For the sake of coherence, let us broadly perceive international space law as an emerging branch of (public) international law comprised by a subset of rules, rights and obligations «(…) established to provide guidance and regulation over the exploration and use of outer space and all bodies found therein by persons on or from Earth» (Keefe, 1995). However, heeding Zhukov & Kolosov’s (2014) argument, activities such as exploration and usage cannot be solely restricted to outer space, as they can be conducted on Earth. Moreover, these activities can be connected with the launching of a space object and/or its operation and/or its return to the ground. The main point is that international space law can be understood in terms of the area where activities take place (i.e., outer space), in terms of the nature of those activities (i.e., outer space activities) or even in terms of both these conceptions concurrently.

Historically, there was never a pressing urge to widen the scope of legal regulations outside those of planet Earth. But just as international law governs international relations, a novelty set of rules and principles is needed to oversee the international outer space exploration activities, not to mention the various celestial bodies (of which the most notable is the Moon). For instance, while international law of the sea or the air took over centuries to arise and take shape, space law has come into being almost before our eyes (Zhukov & Kolosov, 2014).

As Blount (2011) so forthrightly puts it, international space law is a product of the Cold War. In 1957, the USSR launched the first artificial satellite («Sputnik-1») to successfully orbit the Earth, signalling mankind’s first «smaller» step into the unknown. This achievement ushered in the «Space Age», an era of continuous outer space exploration that further deepened (albeit informally) the confrontation between the Americans and the Soviets. The classic narrative centred on these two symmetric but antagonistic superpowers’ mutual perceptions of their technological and military/strategic superiority following «Sputnik-1» inevitably led international space law to be designed to address the international community’s concerns for peace and security risks in the bipolar setting. Ultimately, this setting would also encourage a «marathon» for the Moon, won by the United State’s «Appolo 11» mission twelve years later.

Given the geopolitical context, international space law laid out the legal foundations of a regime keen on promoting the «neutral» exploration of outer space, aiming to reduce the likelihood of conflict in this new arena (Blount, 2011). Sharing in von der Dunk’s (2015) astonishment, «(…) the two antagonistic superpowers, in spite of their Cold War rivalry, not only led these developments, but were actually able to arrive at a general understanding that outer space should remain outside of the arms race as much as possible and by contrast should remain free and open for (in particular) scientific exploration, and finally that international law was to play a crucial role in guaranteeing such an outcome».

▸ WRITTEN EXERCISE A
According to the space law text, what did the USSR launch in 1957?
▸ WRITTEN EXERCISE B
Please quote the space law text from "Historically, there was" to "(Zhukov & Kolosov, 2014).".
You won't need the lines after this sentence.

▸ DATA SHOWN

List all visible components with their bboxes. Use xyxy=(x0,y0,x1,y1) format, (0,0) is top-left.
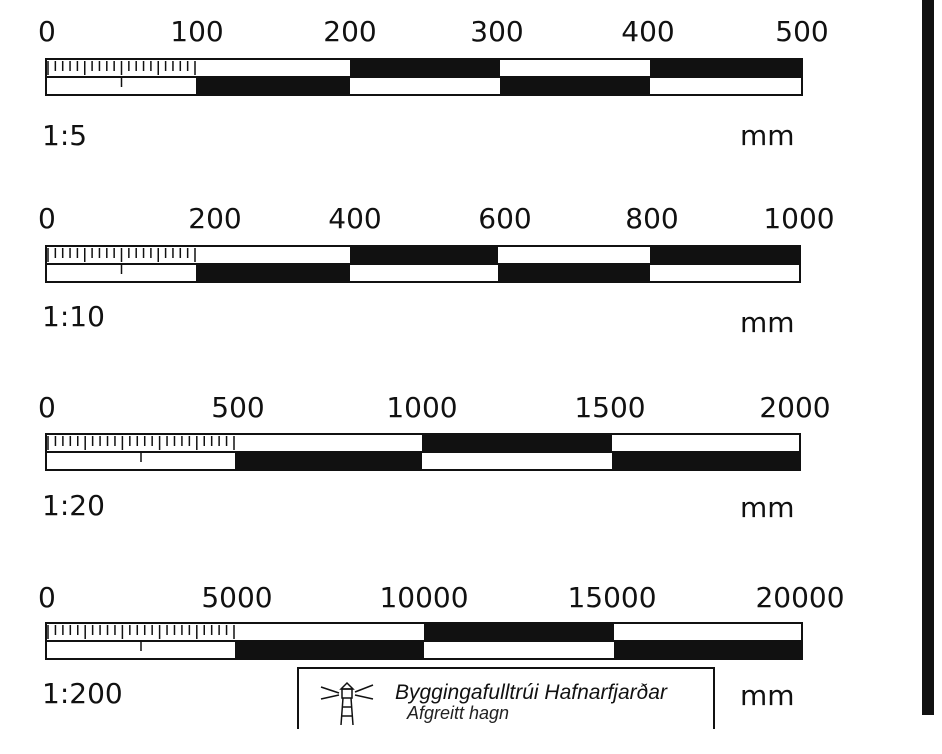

▸ TASK RESULT A
The first artificial satellite, «Sputnik-1», to successfully orbit the Earth.

▸ TASK RESULT B
Historically, there was never a pressing urge to widen the scope of legal regulations outside those of planet Earth. But just as international law governs international relations, a novelty set of rules and principles is needed to oversee the international outer space exploration activities, not to mention the various celestial bodies (of which the most notable is the Moon). For instance, while international law of the sea or the air took over centuries to arise and take shape, space law has come into being almost before our eyes (Zhukov & Kolosov, 2014).